Direction: Extract the lines that carry the string "name" from the listing.

Rows:

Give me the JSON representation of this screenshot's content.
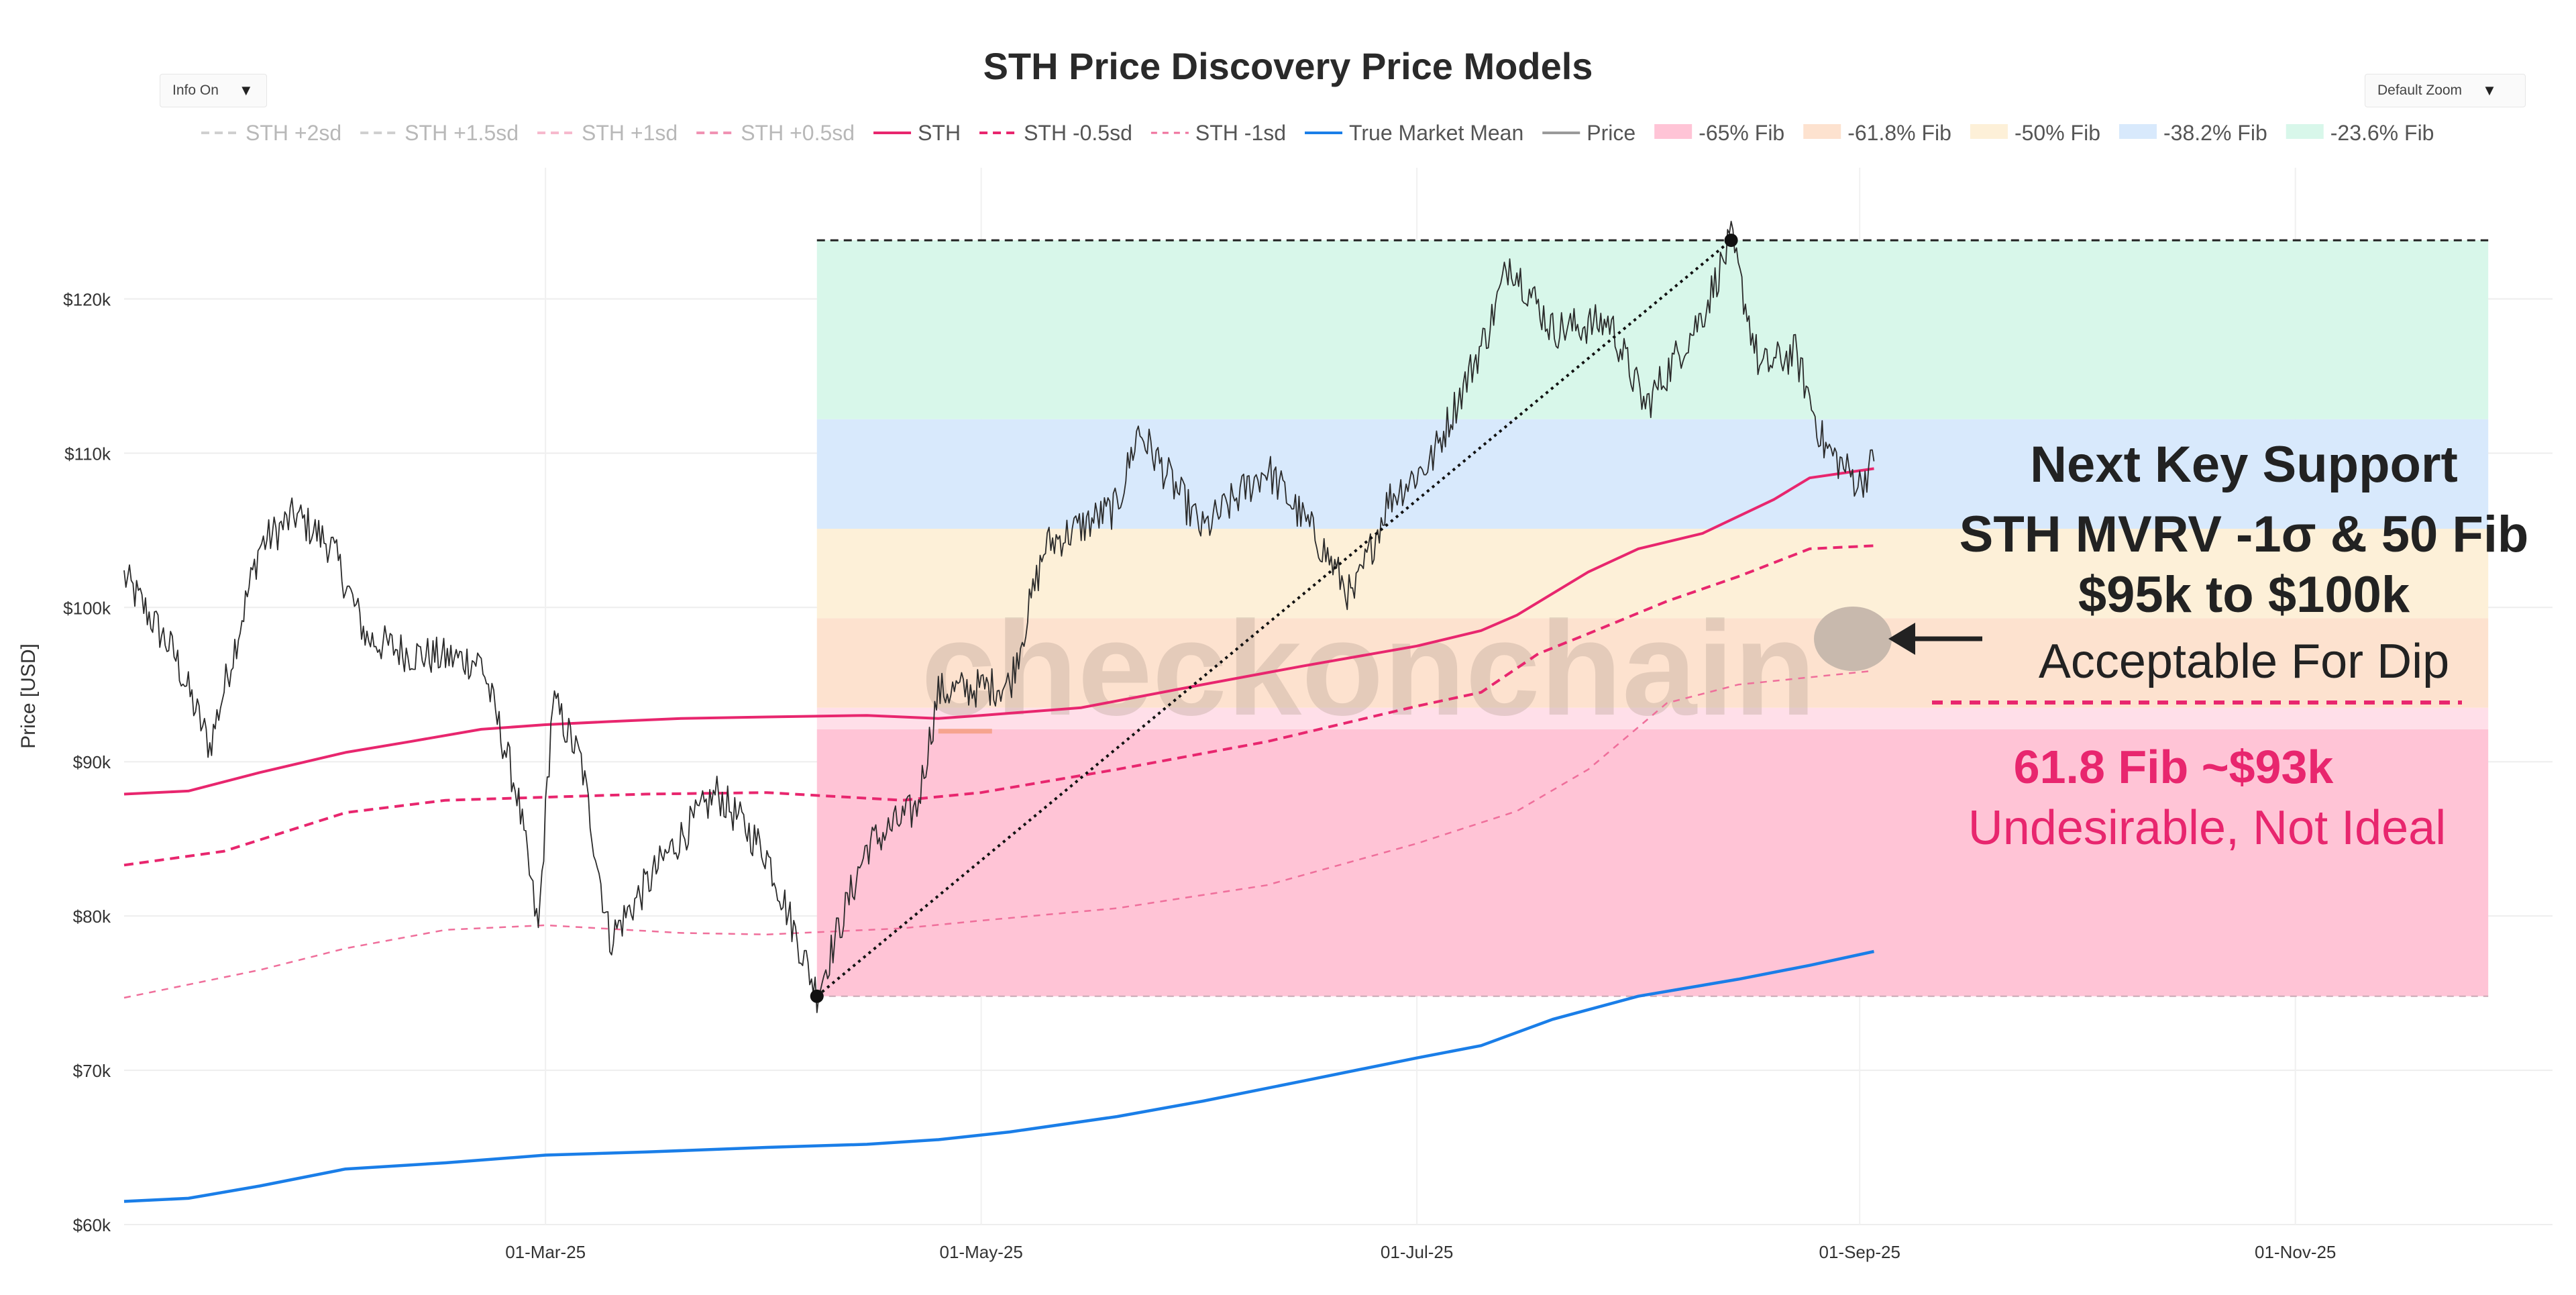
{
  "controls": {
    "info_label": "Info On",
    "zoom_label": "Default Zoom",
    "caret": "▼"
  },
  "colors": {
    "sth": "#e8266e",
    "tmm": "#1a7ee8",
    "price": "#2b2b2b",
    "fib_65": "#ffc4d6",
    "fib_618": "#fde2cf",
    "fib_50": "#fdf0d8",
    "fib_382": "#d8e9fc",
    "fib_236": "#d8f7ea",
    "support_text": "#222222",
    "fib618_text": "#e8266e",
    "bubble": "#c8b9ad"
  },
  "watermark": "checkonchain",
  "chart_data": {
    "type": "line",
    "title": "STH Price Discovery Price Models",
    "ylabel": "Price [USD]",
    "xlabel": "",
    "ylim": [
      60000,
      128500
    ],
    "xlim": [
      "2025-01-01",
      "2025-12-07"
    ],
    "yticks": [
      60000,
      70000,
      80000,
      90000,
      100000,
      110000,
      120000
    ],
    "ytick_labels": [
      "$60k",
      "$70k",
      "$80k",
      "$90k",
      "$100k",
      "$110k",
      "$120k"
    ],
    "xticks": [
      "2025-03-01",
      "2025-05-01",
      "2025-07-01",
      "2025-09-01",
      "2025-11-01"
    ],
    "xtick_labels": [
      "01-Mar-25",
      "01-May-25",
      "01-Jul-25",
      "01-Sep-25",
      "01-Nov-25"
    ],
    "grid": true,
    "legend_position": "top",
    "legend": [
      {
        "label": "STH +2sd",
        "style": "dash",
        "color": "#cfcfcf",
        "hidden": true
      },
      {
        "label": "STH +1.5sd",
        "style": "dash",
        "color": "#cfcfcf",
        "hidden": true
      },
      {
        "label": "STH +1sd",
        "style": "dash",
        "color": "#f6b9cd",
        "hidden": true
      },
      {
        "label": "STH +0.5sd",
        "style": "dash",
        "color": "#f092b3",
        "hidden": true
      },
      {
        "label": "STH",
        "style": "solid",
        "color": "#e8266e"
      },
      {
        "label": "STH -0.5sd",
        "style": "dash",
        "color": "#e8266e"
      },
      {
        "label": "STH -1sd",
        "style": "dash-thin",
        "color": "#ef6f9b"
      },
      {
        "label": "True Market Mean",
        "style": "solid",
        "color": "#1a7ee8"
      },
      {
        "label": "Price",
        "style": "solid",
        "color": "#9a9a9a"
      },
      {
        "label": "-65% Fib",
        "style": "box",
        "color": "#ffc4d6"
      },
      {
        "label": "-61.8% Fib",
        "style": "box",
        "color": "#fde2cf"
      },
      {
        "label": "-50% Fib",
        "style": "box",
        "color": "#fdf0d8"
      },
      {
        "label": "-38.2% Fib",
        "style": "box",
        "color": "#d8e9fc"
      },
      {
        "label": "-23.6% Fib",
        "style": "box",
        "color": "#d8f7ea"
      }
    ],
    "fib": {
      "x_start": "2025-04-08",
      "x_end": "2025-11-28",
      "low": 74800,
      "high": 123800,
      "bands": [
        {
          "name": "-65% Fib",
          "from": 74800,
          "to": 92100,
          "color": "#ffc4d6"
        },
        {
          "name": "-61.8% Fib",
          "from": 92100,
          "to": 93500,
          "color": "#ffdfe9"
        },
        {
          "name": "-50% Fib",
          "from": 93500,
          "to": 99300,
          "color": "#fde2cf"
        },
        {
          "name": "-50% Fib upper",
          "from": 99300,
          "to": 105100,
          "color": "#fdf0d8"
        },
        {
          "name": "-38.2% Fib",
          "from": 105100,
          "to": 112200,
          "color": "#d8e9fc"
        },
        {
          "name": "-23.6% Fib",
          "from": 112200,
          "to": 123800,
          "color": "#d8f7ea"
        }
      ]
    },
    "trend_line": {
      "from": [
        "2025-04-08",
        74800
      ],
      "to": [
        "2025-08-14",
        123800
      ]
    },
    "series": [
      {
        "name": "STH",
        "points": [
          [
            "2025-01-01",
            87900
          ],
          [
            "2025-01-10",
            88100
          ],
          [
            "2025-01-20",
            89300
          ],
          [
            "2025-02-01",
            90600
          ],
          [
            "2025-02-10",
            91300
          ],
          [
            "2025-02-20",
            92100
          ],
          [
            "2025-03-01",
            92400
          ],
          [
            "2025-03-10",
            92600
          ],
          [
            "2025-03-20",
            92800
          ],
          [
            "2025-04-01",
            92900
          ],
          [
            "2025-04-15",
            93000
          ],
          [
            "2025-04-25",
            92800
          ],
          [
            "2025-05-01",
            93000
          ],
          [
            "2025-05-15",
            93500
          ],
          [
            "2025-06-01",
            95000
          ],
          [
            "2025-06-15",
            96200
          ],
          [
            "2025-07-01",
            97500
          ],
          [
            "2025-07-10",
            98500
          ],
          [
            "2025-07-15",
            99500
          ],
          [
            "2025-07-25",
            102300
          ],
          [
            "2025-08-01",
            103800
          ],
          [
            "2025-08-10",
            104800
          ],
          [
            "2025-08-20",
            107000
          ],
          [
            "2025-08-25",
            108400
          ],
          [
            "2025-09-03",
            109000
          ]
        ]
      },
      {
        "name": "STH -0.5sd",
        "points": [
          [
            "2025-01-01",
            83300
          ],
          [
            "2025-01-15",
            84200
          ],
          [
            "2025-02-01",
            86700
          ],
          [
            "2025-02-15",
            87500
          ],
          [
            "2025-03-01",
            87700
          ],
          [
            "2025-03-15",
            87900
          ],
          [
            "2025-04-01",
            88000
          ],
          [
            "2025-04-20",
            87500
          ],
          [
            "2025-05-01",
            88000
          ],
          [
            "2025-05-20",
            89500
          ],
          [
            "2025-06-10",
            91300
          ],
          [
            "2025-07-01",
            93600
          ],
          [
            "2025-07-10",
            94500
          ],
          [
            "2025-07-18",
            97000
          ],
          [
            "2025-07-25",
            98300
          ],
          [
            "2025-08-05",
            100400
          ],
          [
            "2025-08-15",
            102000
          ],
          [
            "2025-08-25",
            103800
          ],
          [
            "2025-09-03",
            104000
          ]
        ]
      },
      {
        "name": "STH -1sd",
        "points": [
          [
            "2025-01-01",
            74700
          ],
          [
            "2025-01-20",
            76500
          ],
          [
            "2025-02-01",
            77900
          ],
          [
            "2025-02-15",
            79100
          ],
          [
            "2025-03-01",
            79400
          ],
          [
            "2025-03-20",
            78900
          ],
          [
            "2025-04-01",
            78800
          ],
          [
            "2025-04-20",
            79200
          ],
          [
            "2025-05-01",
            79700
          ],
          [
            "2025-05-20",
            80500
          ],
          [
            "2025-06-10",
            82000
          ],
          [
            "2025-07-01",
            84700
          ],
          [
            "2025-07-15",
            86800
          ],
          [
            "2025-07-25",
            89500
          ],
          [
            "2025-08-05",
            93800
          ],
          [
            "2025-08-15",
            95000
          ],
          [
            "2025-09-03",
            95900
          ]
        ]
      },
      {
        "name": "True Market Mean",
        "points": [
          [
            "2025-01-01",
            61500
          ],
          [
            "2025-01-10",
            61700
          ],
          [
            "2025-01-20",
            62500
          ],
          [
            "2025-02-01",
            63600
          ],
          [
            "2025-02-15",
            64000
          ],
          [
            "2025-03-01",
            64500
          ],
          [
            "2025-03-15",
            64700
          ],
          [
            "2025-04-01",
            65000
          ],
          [
            "2025-04-15",
            65200
          ],
          [
            "2025-04-25",
            65500
          ],
          [
            "2025-05-05",
            66000
          ],
          [
            "2025-05-20",
            67000
          ],
          [
            "2025-06-01",
            68000
          ],
          [
            "2025-06-15",
            69300
          ],
          [
            "2025-07-01",
            70800
          ],
          [
            "2025-07-10",
            71600
          ],
          [
            "2025-07-20",
            73300
          ],
          [
            "2025-08-01",
            74800
          ],
          [
            "2025-08-15",
            75900
          ],
          [
            "2025-08-25",
            76800
          ],
          [
            "2025-09-03",
            77700
          ]
        ]
      }
    ],
    "price_keypoints": [
      [
        "2025-01-01",
        102000
      ],
      [
        "2025-01-08",
        97000
      ],
      [
        "2025-01-13",
        91000
      ],
      [
        "2025-01-20",
        104000
      ],
      [
        "2025-01-25",
        106000
      ],
      [
        "2025-01-30",
        104000
      ],
      [
        "2025-02-04",
        98000
      ],
      [
        "2025-02-10",
        97000
      ],
      [
        "2025-02-20",
        96500
      ],
      [
        "2025-02-25",
        88000
      ],
      [
        "2025-02-28",
        79000
      ],
      [
        "2025-03-02",
        94000
      ],
      [
        "2025-03-06",
        90000
      ],
      [
        "2025-03-10",
        78500
      ],
      [
        "2025-03-18",
        84000
      ],
      [
        "2025-03-25",
        88000
      ],
      [
        "2025-04-01",
        84000
      ],
      [
        "2025-04-08",
        75000
      ],
      [
        "2025-04-15",
        84500
      ],
      [
        "2025-04-22",
        87000
      ],
      [
        "2025-04-25",
        94500
      ],
      [
        "2025-05-05",
        95000
      ],
      [
        "2025-05-10",
        104000
      ],
      [
        "2025-05-20",
        106500
      ],
      [
        "2025-05-23",
        111500
      ],
      [
        "2025-06-01",
        105000
      ],
      [
        "2025-06-10",
        109000
      ],
      [
        "2025-06-17",
        104500
      ],
      [
        "2025-06-22",
        100500
      ],
      [
        "2025-06-27",
        107000
      ],
      [
        "2025-07-03",
        109500
      ],
      [
        "2025-07-11",
        118000
      ],
      [
        "2025-07-14",
        122500
      ],
      [
        "2025-07-20",
        118000
      ],
      [
        "2025-07-28",
        118500
      ],
      [
        "2025-08-02",
        113000
      ],
      [
        "2025-08-10",
        119000
      ],
      [
        "2025-08-14",
        123800
      ],
      [
        "2025-08-18",
        115500
      ],
      [
        "2025-08-23",
        116500
      ],
      [
        "2025-08-27",
        110500
      ],
      [
        "2025-09-01",
        108000
      ],
      [
        "2025-09-03",
        109500
      ]
    ],
    "annotations": [
      {
        "id": "support_l1",
        "text": "Next Key Support"
      },
      {
        "id": "support_l2",
        "text": "STH MVRV -1σ & 50 Fib"
      },
      {
        "id": "support_l3",
        "text": "$95k to $100k"
      },
      {
        "id": "support_l4",
        "text": "Acceptable For Dip"
      },
      {
        "id": "fib_l1",
        "text": "61.8 Fib ~$93k"
      },
      {
        "id": "fib_l2",
        "text": "Undesirable, Not Ideal"
      }
    ]
  }
}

Solution for this exercise:
          "name": "-65% Fib",
          "name": "-61.8% Fib",
          "name": "-50% Fib",
          "name": "-50% Fib upper",
          "name": "-38.2% Fib",
          "name": "-23.6% Fib",
        "name": "STH",
        "name": "STH -0.5sd",
        "name": "STH -1sd",
        "name": "True Market Mean",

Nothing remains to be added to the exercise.